> _INPUT FOR THIS TASK_
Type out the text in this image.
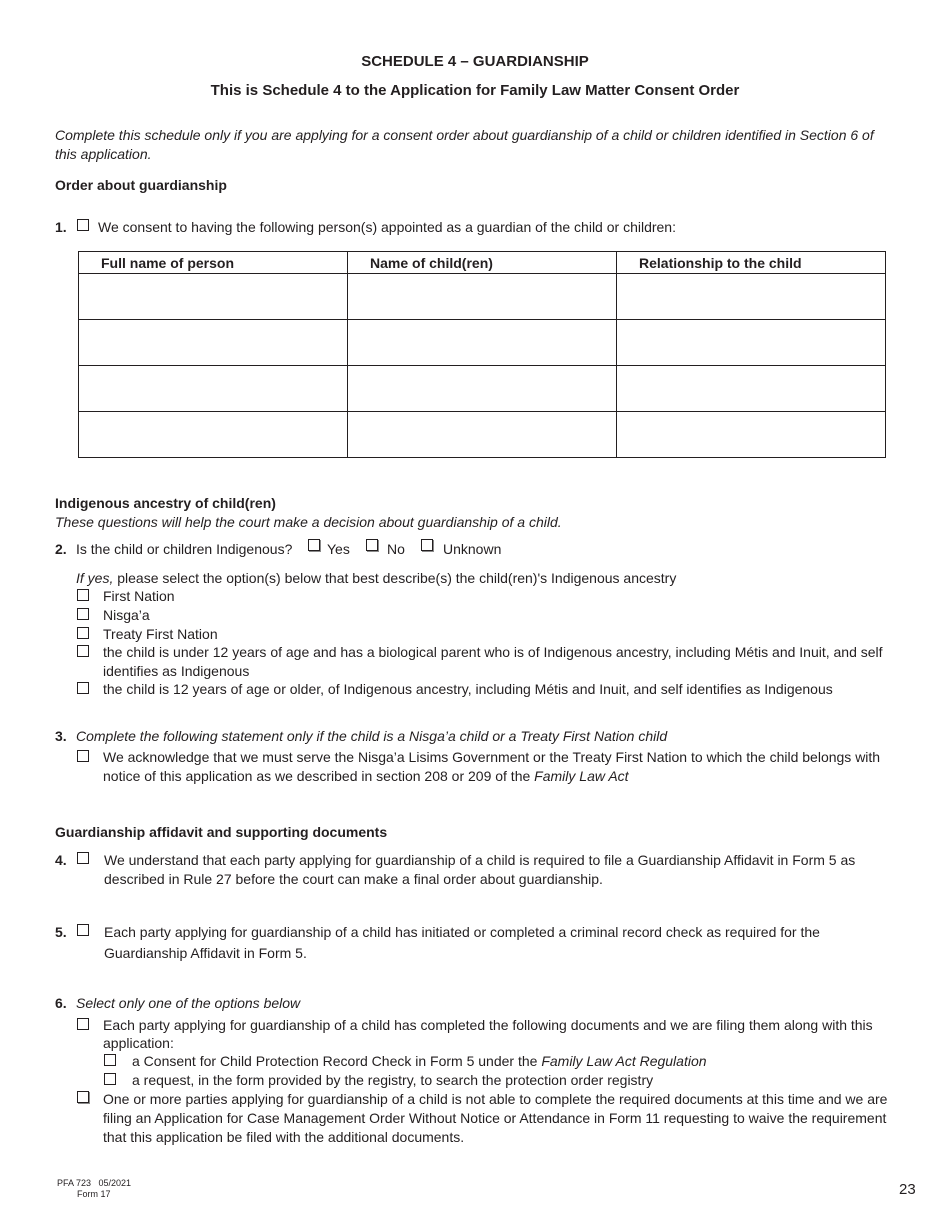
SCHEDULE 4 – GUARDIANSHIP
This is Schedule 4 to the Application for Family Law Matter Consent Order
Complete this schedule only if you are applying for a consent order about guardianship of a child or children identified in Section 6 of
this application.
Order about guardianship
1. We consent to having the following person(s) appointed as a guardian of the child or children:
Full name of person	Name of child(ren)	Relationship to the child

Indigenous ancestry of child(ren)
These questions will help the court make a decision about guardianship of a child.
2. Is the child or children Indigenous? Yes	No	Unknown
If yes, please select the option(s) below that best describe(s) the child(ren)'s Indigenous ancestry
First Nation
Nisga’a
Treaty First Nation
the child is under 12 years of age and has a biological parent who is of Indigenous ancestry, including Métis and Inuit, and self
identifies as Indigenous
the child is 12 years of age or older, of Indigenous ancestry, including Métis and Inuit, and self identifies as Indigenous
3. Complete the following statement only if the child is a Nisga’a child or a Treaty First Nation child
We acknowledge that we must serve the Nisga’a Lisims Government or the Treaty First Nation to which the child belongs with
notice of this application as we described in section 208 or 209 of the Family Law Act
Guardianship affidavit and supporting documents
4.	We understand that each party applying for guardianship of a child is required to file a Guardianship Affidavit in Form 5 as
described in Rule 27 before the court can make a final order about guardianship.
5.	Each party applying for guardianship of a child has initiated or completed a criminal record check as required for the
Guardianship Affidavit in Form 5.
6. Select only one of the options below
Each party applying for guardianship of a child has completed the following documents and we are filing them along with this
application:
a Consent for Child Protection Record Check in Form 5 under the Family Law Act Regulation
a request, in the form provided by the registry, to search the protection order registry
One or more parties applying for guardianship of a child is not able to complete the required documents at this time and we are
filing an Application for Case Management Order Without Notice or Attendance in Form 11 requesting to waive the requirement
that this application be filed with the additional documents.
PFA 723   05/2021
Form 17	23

> _EXERCISE TASK_
Transcribe the whole listing exactly. Pictures stay out of your copy.

> _FULL RESPONSE_
Type out the text in this image.
SCHEDULE 4 – GUARDIANSHIP
This is Schedule 4 to the Application for Family Law Matter Consent Order
Complete this schedule only if you are applying for a consent order about guardianship of a child or children identified in Section 6 of
this application.
Order about guardianship
1. We consent to having the following person(s) appointed as a guardian of the child or children:
Full name of person	Name of child(ren)	Relationship to the child

Indigenous ancestry of child(ren)
These questions will help the court make a decision about guardianship of a child.
2. Is the child or children Indigenous? Yes	No	Unknown
If yes, please select the option(s) below that best describe(s) the child(ren)'s Indigenous ancestry
First Nation
Nisga’a
Treaty First Nation
the child is under 12 years of age and has a biological parent who is of Indigenous ancestry, including Métis and Inuit, and self
identifies as Indigenous
the child is 12 years of age or older, of Indigenous ancestry, including Métis and Inuit, and self identifies as Indigenous
3. Complete the following statement only if the child is a Nisga’a child or a Treaty First Nation child
We acknowledge that we must serve the Nisga’a Lisims Government or the Treaty First Nation to which the child belongs with
notice of this application as we described in section 208 or 209 of the Family Law Act
Guardianship affidavit and supporting documents
4.	We understand that each party applying for guardianship of a child is required to file a Guardianship Affidavit in Form 5 as
described in Rule 27 before the court can make a final order about guardianship.
5.	Each party applying for guardianship of a child has initiated or completed a criminal record check as required for the
Guardianship Affidavit in Form 5.
6. Select only one of the options below
Each party applying for guardianship of a child has completed the following documents and we are filing them along with this
application:
a Consent for Child Protection Record Check in Form 5 under the Family Law Act Regulation
a request, in the form provided by the registry, to search the protection order registry
One or more parties applying for guardianship of a child is not able to complete the required documents at this time and we are
filing an Application for Case Management Order Without Notice or Attendance in Form 11 requesting to waive the requirement
that this application be filed with the additional documents.
PFA 723   05/2021
Form 17	23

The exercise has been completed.